• **TASK BRIEF**
Reproduce only the lines that begin at the line with "Parse this screenshot: output" and run to the end of the entries; omit every picture.

## Begin MATERIAL FOR THIS TASK

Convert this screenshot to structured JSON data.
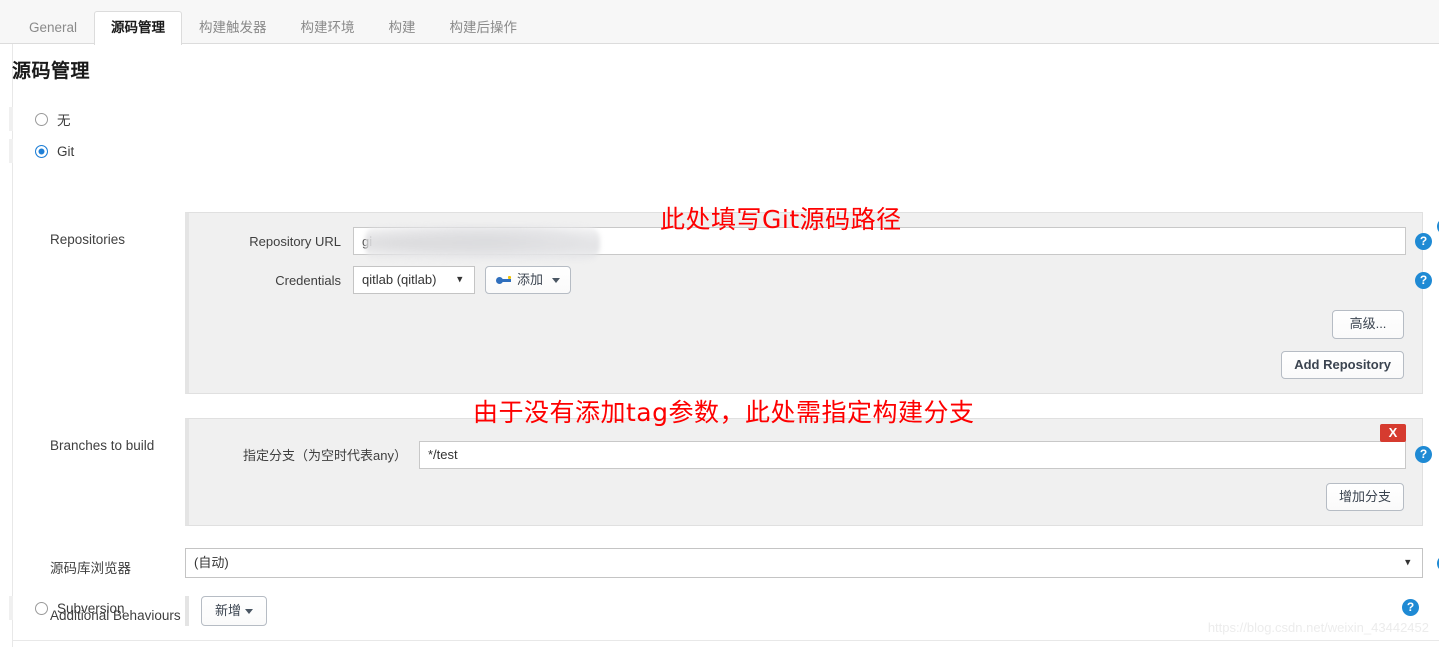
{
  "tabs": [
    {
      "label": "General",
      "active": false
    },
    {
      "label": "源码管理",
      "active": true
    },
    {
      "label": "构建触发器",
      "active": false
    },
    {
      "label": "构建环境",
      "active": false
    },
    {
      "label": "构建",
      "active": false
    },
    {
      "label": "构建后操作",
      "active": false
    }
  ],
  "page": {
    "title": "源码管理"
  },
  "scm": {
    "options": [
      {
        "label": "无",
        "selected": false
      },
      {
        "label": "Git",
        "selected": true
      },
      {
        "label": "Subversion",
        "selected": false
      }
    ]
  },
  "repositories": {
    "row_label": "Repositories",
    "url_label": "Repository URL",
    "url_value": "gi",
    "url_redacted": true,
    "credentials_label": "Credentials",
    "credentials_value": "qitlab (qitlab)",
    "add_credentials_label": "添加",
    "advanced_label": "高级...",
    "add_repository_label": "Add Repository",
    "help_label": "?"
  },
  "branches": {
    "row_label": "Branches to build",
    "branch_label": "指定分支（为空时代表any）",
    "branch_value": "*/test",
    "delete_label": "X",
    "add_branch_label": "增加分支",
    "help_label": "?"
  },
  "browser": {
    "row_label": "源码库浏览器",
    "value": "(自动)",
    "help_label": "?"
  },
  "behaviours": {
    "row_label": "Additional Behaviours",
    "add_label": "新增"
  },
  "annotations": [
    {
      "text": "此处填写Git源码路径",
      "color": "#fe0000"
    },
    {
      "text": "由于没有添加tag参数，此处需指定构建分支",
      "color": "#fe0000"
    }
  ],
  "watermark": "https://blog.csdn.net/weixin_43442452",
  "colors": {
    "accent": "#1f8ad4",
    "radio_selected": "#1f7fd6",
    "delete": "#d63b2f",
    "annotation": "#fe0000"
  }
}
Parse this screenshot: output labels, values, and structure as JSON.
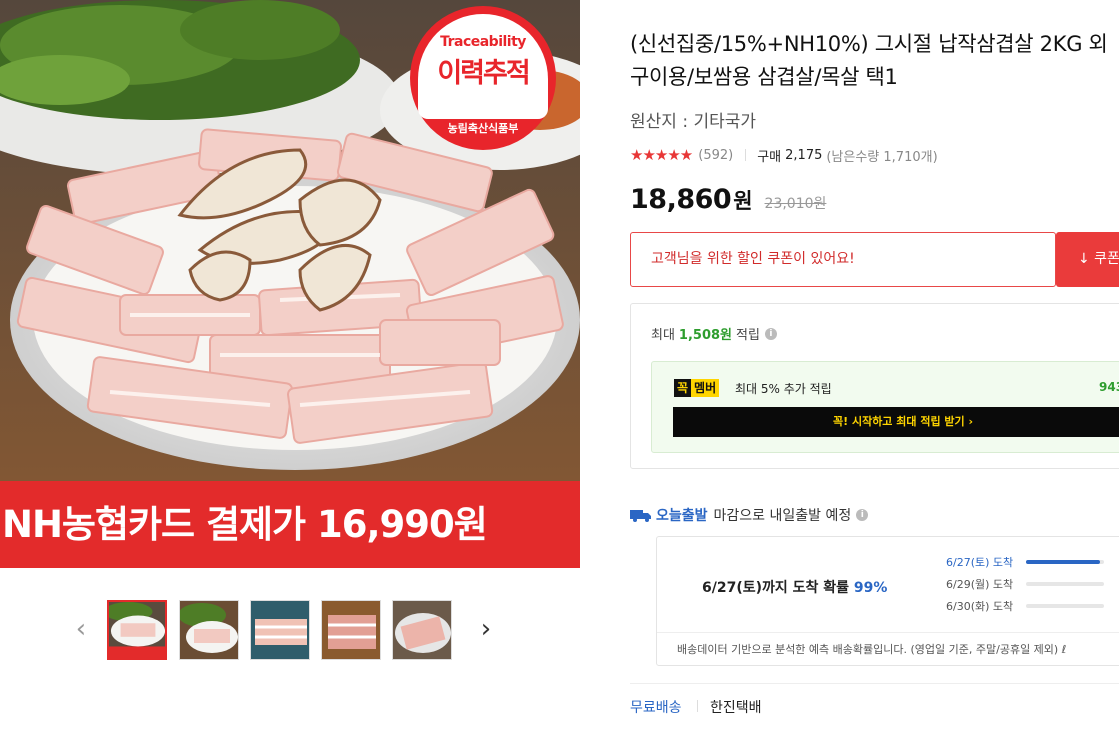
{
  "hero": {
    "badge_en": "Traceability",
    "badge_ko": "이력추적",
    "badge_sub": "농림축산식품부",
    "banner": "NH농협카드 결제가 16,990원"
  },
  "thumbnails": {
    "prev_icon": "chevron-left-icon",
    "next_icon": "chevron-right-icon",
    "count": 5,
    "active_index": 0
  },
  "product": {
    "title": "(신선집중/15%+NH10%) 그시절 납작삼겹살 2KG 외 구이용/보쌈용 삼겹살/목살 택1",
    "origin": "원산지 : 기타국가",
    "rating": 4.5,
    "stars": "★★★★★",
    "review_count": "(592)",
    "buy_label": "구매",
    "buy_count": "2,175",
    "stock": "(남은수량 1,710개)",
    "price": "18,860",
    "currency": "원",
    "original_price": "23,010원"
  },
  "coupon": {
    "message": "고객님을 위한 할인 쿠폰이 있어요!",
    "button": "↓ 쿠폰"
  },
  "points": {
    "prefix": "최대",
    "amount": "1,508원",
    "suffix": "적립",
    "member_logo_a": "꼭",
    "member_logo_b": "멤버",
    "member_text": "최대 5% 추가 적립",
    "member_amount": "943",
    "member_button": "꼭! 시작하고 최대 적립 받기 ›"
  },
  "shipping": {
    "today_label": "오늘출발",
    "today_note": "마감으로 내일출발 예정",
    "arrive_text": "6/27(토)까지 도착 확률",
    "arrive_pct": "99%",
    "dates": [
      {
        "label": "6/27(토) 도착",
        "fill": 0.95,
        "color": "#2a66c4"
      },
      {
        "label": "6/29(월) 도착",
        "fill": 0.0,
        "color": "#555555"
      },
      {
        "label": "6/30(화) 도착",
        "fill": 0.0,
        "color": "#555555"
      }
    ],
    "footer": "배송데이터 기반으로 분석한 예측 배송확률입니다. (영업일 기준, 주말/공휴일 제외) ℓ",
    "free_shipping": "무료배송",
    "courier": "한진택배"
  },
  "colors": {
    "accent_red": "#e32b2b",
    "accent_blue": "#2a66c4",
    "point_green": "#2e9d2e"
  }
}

## End MATERIAL FOR THIS TASK

• **SOLUTION TO THIS PROBLEM**
Parse this screenshot: output labels, values, and structure as JSON.
{
  "hero": {
    "badge_en": "Traceability",
    "badge_ko": "이력추적",
    "badge_sub": "농림축산식품부",
    "banner": "NH농협카드 결제가 16,990원"
  },
  "thumbnails": {
    "prev_icon": "chevron-left-icon",
    "next_icon": "chevron-right-icon",
    "count": 5,
    "active_index": 0
  },
  "product": {
    "title": "(신선집중/15%+NH10%) 그시절 납작삼겹살 2KG 외 구이용/보쌈용 삼겹살/목살 택1",
    "origin": "원산지 : 기타국가",
    "rating": 4.5,
    "stars": "★★★★★",
    "review_count": "(592)",
    "buy_label": "구매",
    "buy_count": "2,175",
    "stock": "(남은수량 1,710개)",
    "price": "18,860",
    "currency": "원",
    "original_price": "23,010원"
  },
  "coupon": {
    "message": "고객님을 위한 할인 쿠폰이 있어요!",
    "button": "↓ 쿠폰"
  },
  "points": {
    "prefix": "최대",
    "amount": "1,508원",
    "suffix": "적립",
    "member_logo_a": "꼭",
    "member_logo_b": "멤버",
    "member_text": "최대 5% 추가 적립",
    "member_amount": "943",
    "member_button": "꼭! 시작하고 최대 적립 받기 ›"
  },
  "shipping": {
    "today_label": "오늘출발",
    "today_note": "마감으로 내일출발 예정",
    "arrive_text": "6/27(토)까지 도착 확률",
    "arrive_pct": "99%",
    "dates": [
      {
        "label": "6/27(토) 도착",
        "fill": 0.95,
        "color": "#2a66c4"
      },
      {
        "label": "6/29(월) 도착",
        "fill": 0.0,
        "color": "#555555"
      },
      {
        "label": "6/30(화) 도착",
        "fill": 0.0,
        "color": "#555555"
      }
    ],
    "footer": "배송데이터 기반으로 분석한 예측 배송확률입니다. (영업일 기준, 주말/공휴일 제외) ℓ",
    "free_shipping": "무료배송",
    "courier": "한진택배"
  },
  "colors": {
    "accent_red": "#e32b2b",
    "accent_blue": "#2a66c4",
    "point_green": "#2e9d2e"
  }
}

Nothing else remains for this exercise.